Keep only the lines of the data below that contain "find", and copy them.

-- begin Record set --

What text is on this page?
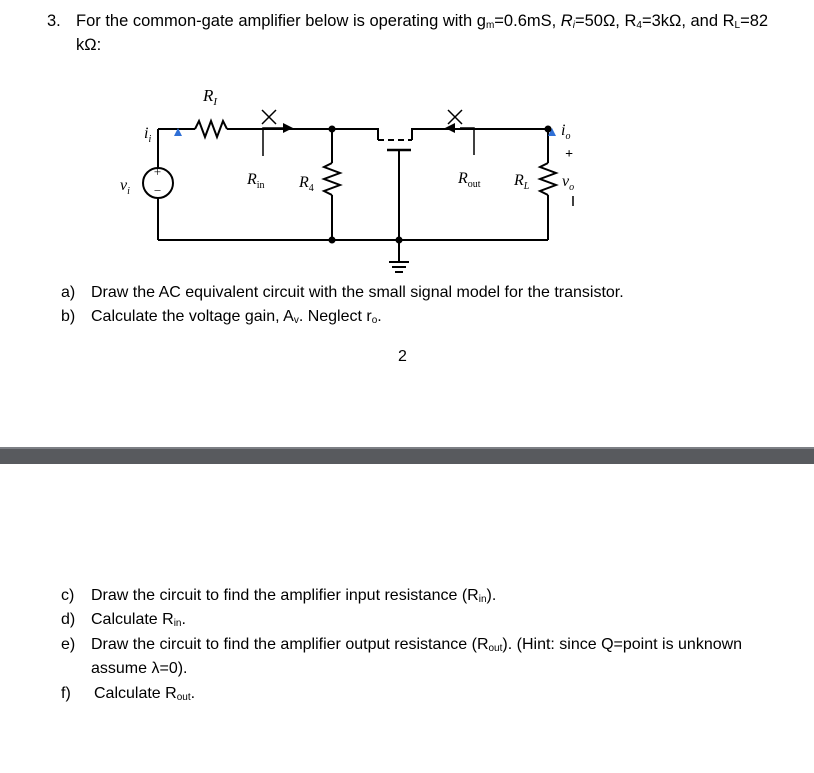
3. For the common-gate amplifier below is operating with $g_m=0.6mS$, $R_i=50\Omega$, $R_4=3k\Omega$, and $R_L=82$
kΩ:
$R_I$
$i_i$
$v_i$
+
−
$R_{in}$ $R_4$
$R_{out}$ $R_L$
$i_o$
+
$v_o$
a) Draw the AC equivalent circuit with the small signal model for the transistor.
b) Calculate the voltage gain, $A_v$. Neglect $r_o$.
2
c) Draw the circuit to find the amplifier input resistance $(R_{in})$.
d) Calculate $R_{in}$.
e) Draw the circuit to find the amplifier output resistance $(R_{out})$. (Hint: since Q=point is unknown
assume λ=0).
f) Calculate $R_{out}$.
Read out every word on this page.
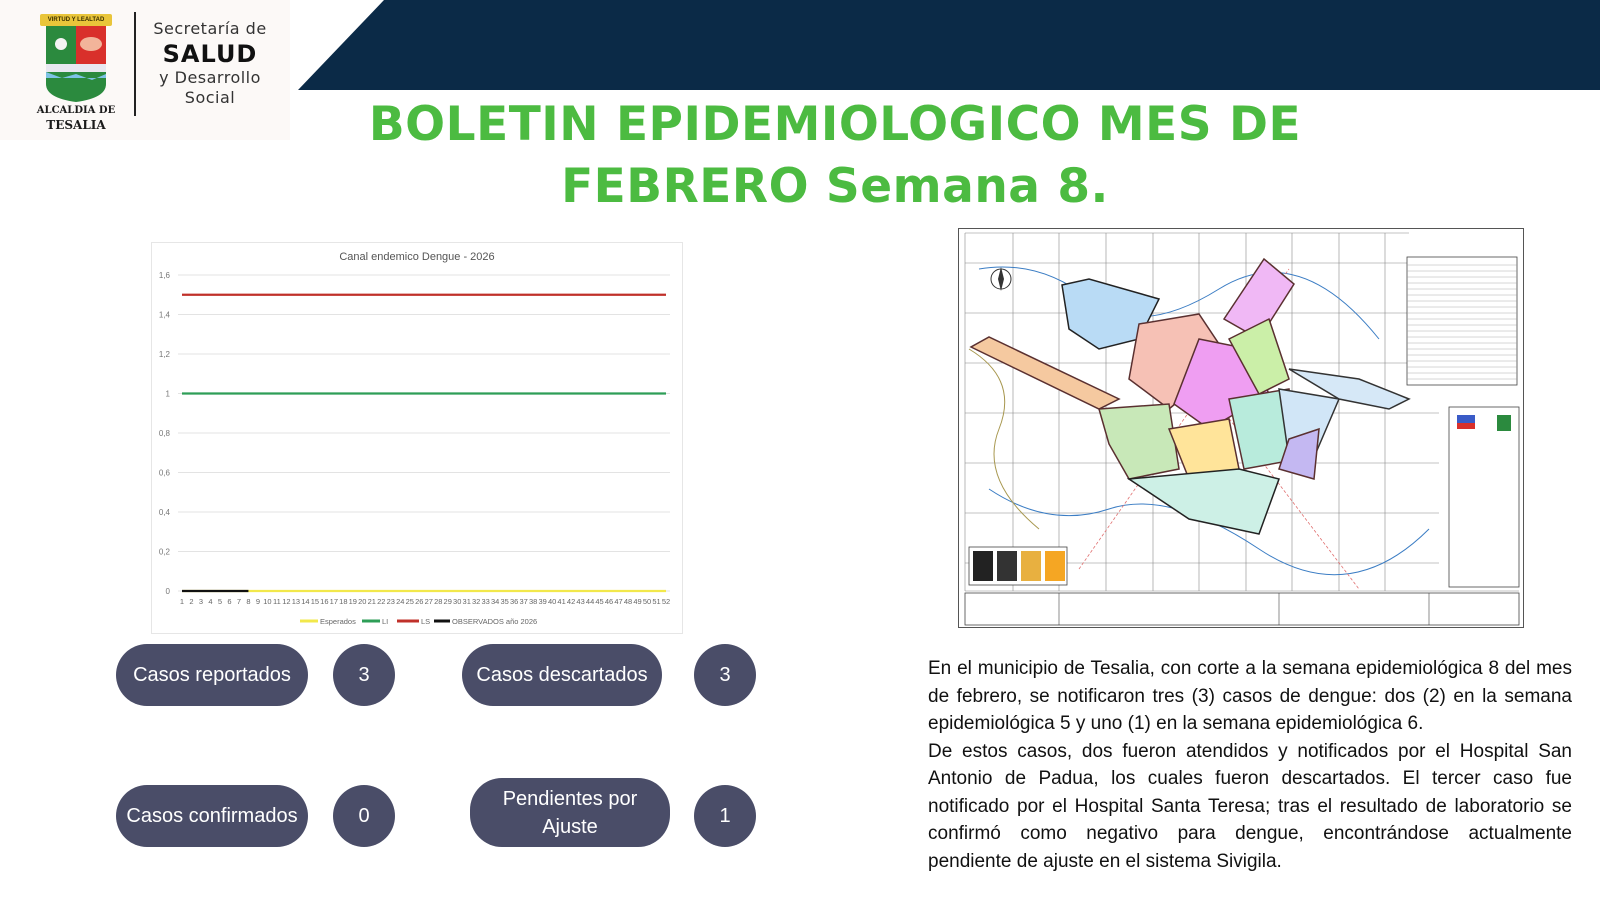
VIRTUD Y LEALTAD
ALCALDIA DE
TESALIA
Secretaría de
SALUD
y Desarrollo
Social	BOLETIN EPIDEMIOLOGICO MES DE
FEBRERO Semana 8.
0
0,2
0,4
0,6
0,8
1
1,2
1,4
1,6
1 2 3 4 5 6 7 8 9 10 11 12 13 14 15 16 17 18 19 20 21 22 23 24 25 26 27 28 29 30 31 32 33 34 35 36 37 38 39 40 41 42 43 44 45 46 47 48 49 50 51 52
Esperados	LI	LS	OBSERVADOS año 2026
Canal endemico Dengue - 2026
Casos reportados	3	Casos descartados	3
Casos confirmados	0
Pendientes por Ajuste	1

En el municipio de Tesalia, con corte a la semana epidemiológica 8 del mes de febrero, se notificaron tres (3) casos de dengue: dos (2) en la semana epidemiológica 5 y uno (1) en la semana epidemiológica 6.

De estos casos, dos fueron atendidos y notificados por el Hospital San Antonio de Padua, los cuales fueron descartados. El tercer caso fue notificado por el Hospital Santa Teresa; tras el resultado de laboratorio se confirmó como negativo para dengue, encontrándose actualmente pendiente de ajuste en el sistema Sivigila.
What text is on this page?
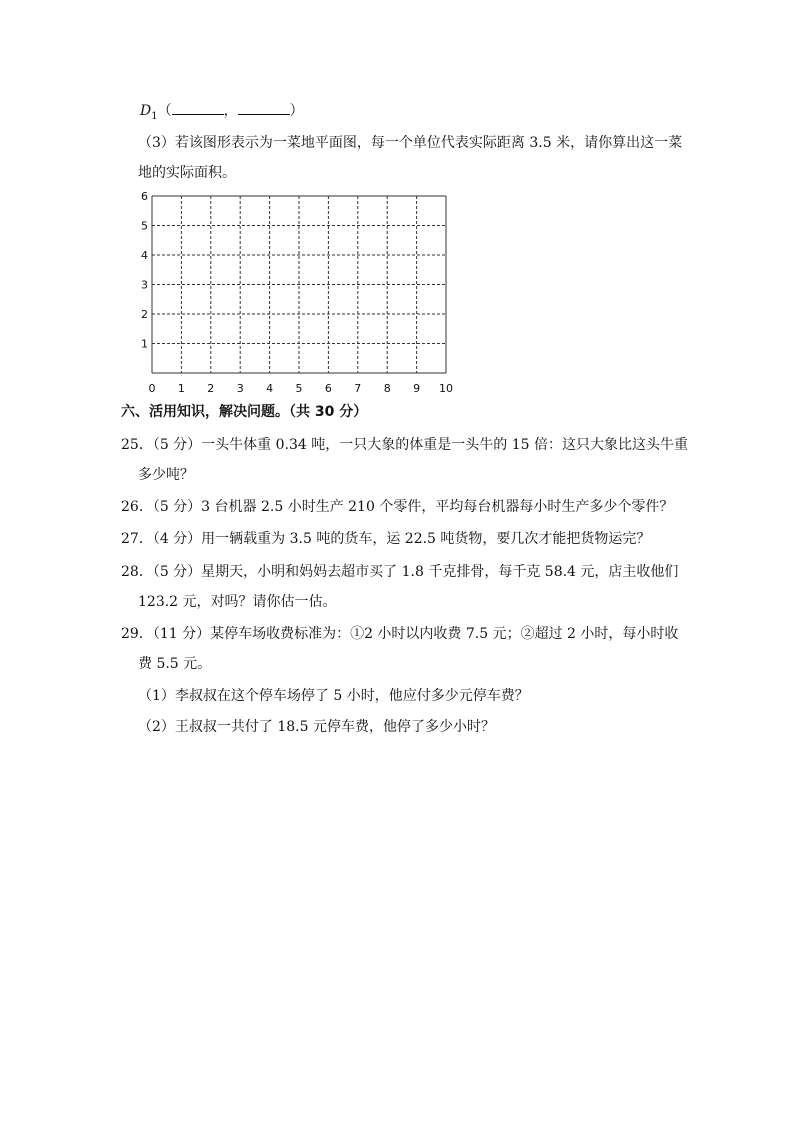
$D_1$（	，	）
（3）若该图形表示为一菜地平面图，每一个单位代表实际距离 3.5 米，请你算出这一菜
地的实际面积。
0 1 2 3 4 5 6 7 8 9 10
1
2
3
4
5
6
六、活用知识，解决问题。（共 30 分）
25．（5 分）一头牛体重 0.34 吨，一只大象的体重是一头牛的 15 倍：这只大象比这头牛重
多少吨？
26．（5 分）3 台机器 2.5 小时生产 210 个零件，平均每台机器每小时生产多少个零件？
27．（4 分）用一辆载重为 3.5 吨的货车，运 22.5 吨货物，要几次才能把货物运完？
28．（5 分）星期天，小明和妈妈去超市买了 1.8 千克排骨，每千克 58.4 元，店主收他们
123.2 元，对吗？请你估一估。
29．（11 分）某停车场收费标准为：①2 小时以内收费 7.5 元；②超过 2 小时，每小时收
费 5.5 元。
（1）李叔叔在这个停车场停了 5 小时，他应付多少元停车费？
（2）王叔叔一共付了 18.5 元停车费，他停了多少小时？
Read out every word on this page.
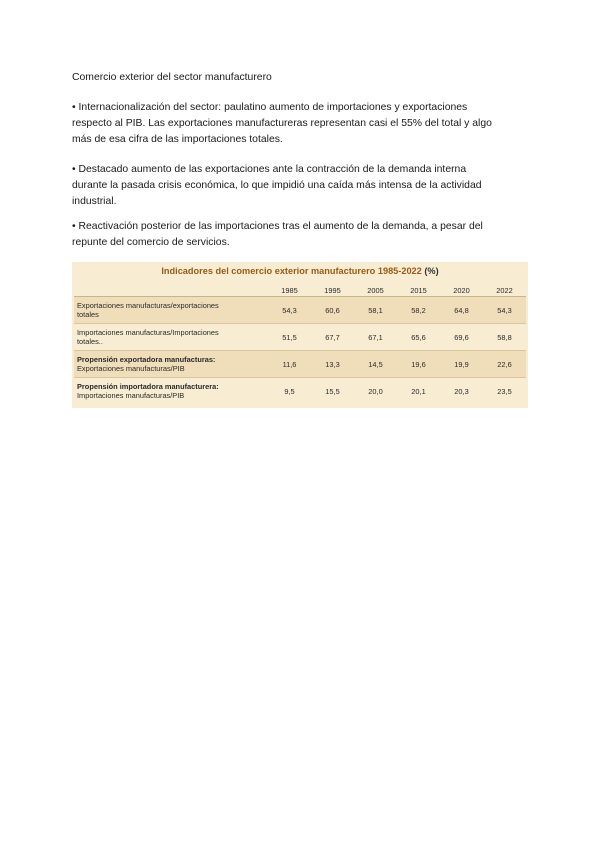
Comercio exterior del sector manufacturero

• Internacionalización del sector: paulatino aumento de importaciones y exportaciones
respecto al PIB. Las exportaciones manufactureras representan casi el 55% del total y algo
más de esa cifra de las importaciones totales.

• Destacado aumento de las exportaciones ante la contracción de la demanda interna
durante la pasada crisis económica, lo que impidió una caída más intensa de la actividad
industrial.

• Reactivación posterior de las importaciones tras el aumento de la demanda, a pesar del
repunte del comercio de servicios.

Indicadores del comercio exterior manufacturero 1985-2022 (%)
	1985	1995	2005	2015	2020	2022

Exportaciones manufacturas/exportaciones
totales	54,3	60,6	58,1	58,2	64,8	54,3

Importaciones manufacturas/Importaciones
totales..	51,5	67,7	67,1	65,6	69,6	58,8

Propensión exportadora manufacturas:
Exportaciones manufacturas/PIB	11,6	13,3	14,5	19,6	19,9	22,6

Propensión importadora manufacturera:
Importaciones manufacturas/PIB	9,5	15,5	20,0	20,1	20,3	23,5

-- end Record set --

## Problem solution:
c) Draw the circuit to find the amplifier input resistance $(R_{in})$.
e) Draw the circuit to find the amplifier output resistance $(R_{out})$. (Hint: since Q=point is unknown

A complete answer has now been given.